> **YOUR TASK**
Reproduce all the entries exactly.

> **RECORDS PROVIDED**
::::

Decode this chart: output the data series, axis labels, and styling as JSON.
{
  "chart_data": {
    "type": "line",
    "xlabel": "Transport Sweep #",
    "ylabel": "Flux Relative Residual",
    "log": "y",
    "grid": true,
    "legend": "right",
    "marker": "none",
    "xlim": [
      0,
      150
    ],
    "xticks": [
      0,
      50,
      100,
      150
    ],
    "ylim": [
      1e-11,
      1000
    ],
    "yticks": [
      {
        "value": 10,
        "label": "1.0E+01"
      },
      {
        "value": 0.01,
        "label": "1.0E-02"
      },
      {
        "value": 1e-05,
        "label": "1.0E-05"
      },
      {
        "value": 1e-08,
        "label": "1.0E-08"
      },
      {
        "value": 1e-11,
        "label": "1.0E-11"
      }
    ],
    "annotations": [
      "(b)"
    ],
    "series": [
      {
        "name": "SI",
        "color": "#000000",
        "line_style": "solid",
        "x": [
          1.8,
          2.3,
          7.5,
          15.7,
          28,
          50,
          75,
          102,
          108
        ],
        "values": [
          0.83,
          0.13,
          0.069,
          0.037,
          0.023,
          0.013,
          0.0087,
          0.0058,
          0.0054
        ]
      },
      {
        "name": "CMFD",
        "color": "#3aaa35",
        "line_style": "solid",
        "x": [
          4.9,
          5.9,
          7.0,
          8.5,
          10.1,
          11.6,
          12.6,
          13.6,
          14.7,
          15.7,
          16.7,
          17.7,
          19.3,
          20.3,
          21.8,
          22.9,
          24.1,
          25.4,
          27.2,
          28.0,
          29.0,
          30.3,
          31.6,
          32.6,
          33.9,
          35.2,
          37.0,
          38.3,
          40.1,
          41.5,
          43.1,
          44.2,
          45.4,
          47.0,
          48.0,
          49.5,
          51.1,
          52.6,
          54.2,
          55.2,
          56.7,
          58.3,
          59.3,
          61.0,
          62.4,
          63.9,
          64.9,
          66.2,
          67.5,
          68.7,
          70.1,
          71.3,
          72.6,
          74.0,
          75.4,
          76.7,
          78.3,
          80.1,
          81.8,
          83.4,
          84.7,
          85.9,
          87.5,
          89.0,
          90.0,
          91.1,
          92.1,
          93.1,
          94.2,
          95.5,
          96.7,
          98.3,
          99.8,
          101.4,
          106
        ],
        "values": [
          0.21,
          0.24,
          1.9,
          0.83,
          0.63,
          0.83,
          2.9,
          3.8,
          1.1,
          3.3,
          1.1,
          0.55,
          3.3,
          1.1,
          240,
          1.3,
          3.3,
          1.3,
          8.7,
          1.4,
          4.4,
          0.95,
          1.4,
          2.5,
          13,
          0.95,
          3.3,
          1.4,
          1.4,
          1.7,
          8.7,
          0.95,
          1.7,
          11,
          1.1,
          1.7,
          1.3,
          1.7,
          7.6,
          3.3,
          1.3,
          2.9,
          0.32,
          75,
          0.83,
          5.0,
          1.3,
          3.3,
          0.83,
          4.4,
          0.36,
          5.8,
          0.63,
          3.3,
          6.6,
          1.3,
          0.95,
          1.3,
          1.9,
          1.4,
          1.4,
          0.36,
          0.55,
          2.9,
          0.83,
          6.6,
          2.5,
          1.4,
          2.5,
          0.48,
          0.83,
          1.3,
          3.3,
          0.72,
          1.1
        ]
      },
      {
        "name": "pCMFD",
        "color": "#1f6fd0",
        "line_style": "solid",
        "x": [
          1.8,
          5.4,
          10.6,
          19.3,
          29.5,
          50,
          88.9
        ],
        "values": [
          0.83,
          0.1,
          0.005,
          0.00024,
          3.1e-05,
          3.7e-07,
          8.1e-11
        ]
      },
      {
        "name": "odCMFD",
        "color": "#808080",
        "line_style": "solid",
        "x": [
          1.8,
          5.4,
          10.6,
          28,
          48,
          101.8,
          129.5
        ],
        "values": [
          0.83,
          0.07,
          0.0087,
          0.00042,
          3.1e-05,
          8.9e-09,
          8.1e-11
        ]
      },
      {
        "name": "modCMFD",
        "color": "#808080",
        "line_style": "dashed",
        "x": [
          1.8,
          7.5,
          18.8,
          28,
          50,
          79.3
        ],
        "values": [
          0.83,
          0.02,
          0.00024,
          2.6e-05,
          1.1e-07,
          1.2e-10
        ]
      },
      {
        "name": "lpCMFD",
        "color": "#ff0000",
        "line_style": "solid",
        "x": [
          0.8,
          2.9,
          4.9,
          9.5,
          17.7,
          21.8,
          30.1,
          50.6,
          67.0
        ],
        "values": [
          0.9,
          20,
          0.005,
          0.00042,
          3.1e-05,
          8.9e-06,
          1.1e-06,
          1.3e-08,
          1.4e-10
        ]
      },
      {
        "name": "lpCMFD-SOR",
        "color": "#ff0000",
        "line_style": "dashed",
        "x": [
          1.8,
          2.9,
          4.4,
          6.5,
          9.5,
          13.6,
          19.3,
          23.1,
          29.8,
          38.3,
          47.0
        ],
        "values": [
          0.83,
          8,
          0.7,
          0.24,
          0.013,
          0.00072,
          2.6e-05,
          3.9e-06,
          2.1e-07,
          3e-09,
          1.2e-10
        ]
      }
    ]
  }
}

::::

> **TASK RESULT**
Decode this chart: output the data series, axis labels, and styling as JSON.
{
  "chart_data": {
    "type": "line",
    "xlabel": "Transport Sweep #",
    "ylabel": "Flux Relative Residual",
    "log": "y",
    "grid": true,
    "legend": "right",
    "marker": "none",
    "xlim": [
      0,
      150
    ],
    "xticks": [
      0,
      50,
      100,
      150
    ],
    "ylim": [
      1e-11,
      1000
    ],
    "yticks": [
      {
        "value": 10,
        "label": "1.0E+01"
      },
      {
        "value": 0.01,
        "label": "1.0E-02"
      },
      {
        "value": 1e-05,
        "label": "1.0E-05"
      },
      {
        "value": 1e-08,
        "label": "1.0E-08"
      },
      {
        "value": 1e-11,
        "label": "1.0E-11"
      }
    ],
    "annotations": [
      "(b)"
    ],
    "series": [
      {
        "name": "SI",
        "color": "#000000",
        "line_style": "solid",
        "x": [
          1.8,
          2.3,
          7.5,
          15.7,
          28,
          50,
          75,
          102,
          108
        ],
        "values": [
          0.83,
          0.13,
          0.069,
          0.037,
          0.023,
          0.013,
          0.0087,
          0.0058,
          0.0054
        ]
      },
      {
        "name": "CMFD",
        "color": "#3aaa35",
        "line_style": "solid",
        "x": [
          4.9,
          5.9,
          7.0,
          8.5,
          10.1,
          11.6,
          12.6,
          13.6,
          14.7,
          15.7,
          16.7,
          17.7,
          19.3,
          20.3,
          21.8,
          22.9,
          24.1,
          25.4,
          27.2,
          28.0,
          29.0,
          30.3,
          31.6,
          32.6,
          33.9,
          35.2,
          37.0,
          38.3,
          40.1,
          41.5,
          43.1,
          44.2,
          45.4,
          47.0,
          48.0,
          49.5,
          51.1,
          52.6,
          54.2,
          55.2,
          56.7,
          58.3,
          59.3,
          61.0,
          62.4,
          63.9,
          64.9,
          66.2,
          67.5,
          68.7,
          70.1,
          71.3,
          72.6,
          74.0,
          75.4,
          76.7,
          78.3,
          80.1,
          81.8,
          83.4,
          84.7,
          85.9,
          87.5,
          89.0,
          90.0,
          91.1,
          92.1,
          93.1,
          94.2,
          95.5,
          96.7,
          98.3,
          99.8,
          101.4,
          106
        ],
        "values": [
          0.21,
          0.24,
          1.9,
          0.83,
          0.63,
          0.83,
          2.9,
          3.8,
          1.1,
          3.3,
          1.1,
          0.55,
          3.3,
          1.1,
          240,
          1.3,
          3.3,
          1.3,
          8.7,
          1.4,
          4.4,
          0.95,
          1.4,
          2.5,
          13,
          0.95,
          3.3,
          1.4,
          1.4,
          1.7,
          8.7,
          0.95,
          1.7,
          11,
          1.1,
          1.7,
          1.3,
          1.7,
          7.6,
          3.3,
          1.3,
          2.9,
          0.32,
          75,
          0.83,
          5.0,
          1.3,
          3.3,
          0.83,
          4.4,
          0.36,
          5.8,
          0.63,
          3.3,
          6.6,
          1.3,
          0.95,
          1.3,
          1.9,
          1.4,
          1.4,
          0.36,
          0.55,
          2.9,
          0.83,
          6.6,
          2.5,
          1.4,
          2.5,
          0.48,
          0.83,
          1.3,
          3.3,
          0.72,
          1.1
        ]
      },
      {
        "name": "pCMFD",
        "color": "#1f6fd0",
        "line_style": "solid",
        "x": [
          1.8,
          5.4,
          10.6,
          19.3,
          29.5,
          50,
          88.9
        ],
        "values": [
          0.83,
          0.1,
          0.005,
          0.00024,
          3.1e-05,
          3.7e-07,
          8.1e-11
        ]
      },
      {
        "name": "odCMFD",
        "color": "#808080",
        "line_style": "solid",
        "x": [
          1.8,
          5.4,
          10.6,
          28,
          48,
          101.8,
          129.5
        ],
        "values": [
          0.83,
          0.07,
          0.0087,
          0.00042,
          3.1e-05,
          8.9e-09,
          8.1e-11
        ]
      },
      {
        "name": "modCMFD",
        "color": "#808080",
        "line_style": "dashed",
        "x": [
          1.8,
          7.5,
          18.8,
          28,
          50,
          79.3
        ],
        "values": [
          0.83,
          0.02,
          0.00024,
          2.6e-05,
          1.1e-07,
          1.2e-10
        ]
      },
      {
        "name": "lpCMFD",
        "color": "#ff0000",
        "line_style": "solid",
        "x": [
          0.8,
          2.9,
          4.9,
          9.5,
          17.7,
          21.8,
          30.1,
          50.6,
          67.0
        ],
        "values": [
          0.9,
          20,
          0.005,
          0.00042,
          3.1e-05,
          8.9e-06,
          1.1e-06,
          1.3e-08,
          1.4e-10
        ]
      },
      {
        "name": "lpCMFD-SOR",
        "color": "#ff0000",
        "line_style": "dashed",
        "x": [
          1.8,
          2.9,
          4.4,
          6.5,
          9.5,
          13.6,
          19.3,
          23.1,
          29.8,
          38.3,
          47.0
        ],
        "values": [
          0.83,
          8,
          0.7,
          0.24,
          0.013,
          0.00072,
          2.6e-05,
          3.9e-06,
          2.1e-07,
          3e-09,
          1.2e-10
        ]
      }
    ]
  }
}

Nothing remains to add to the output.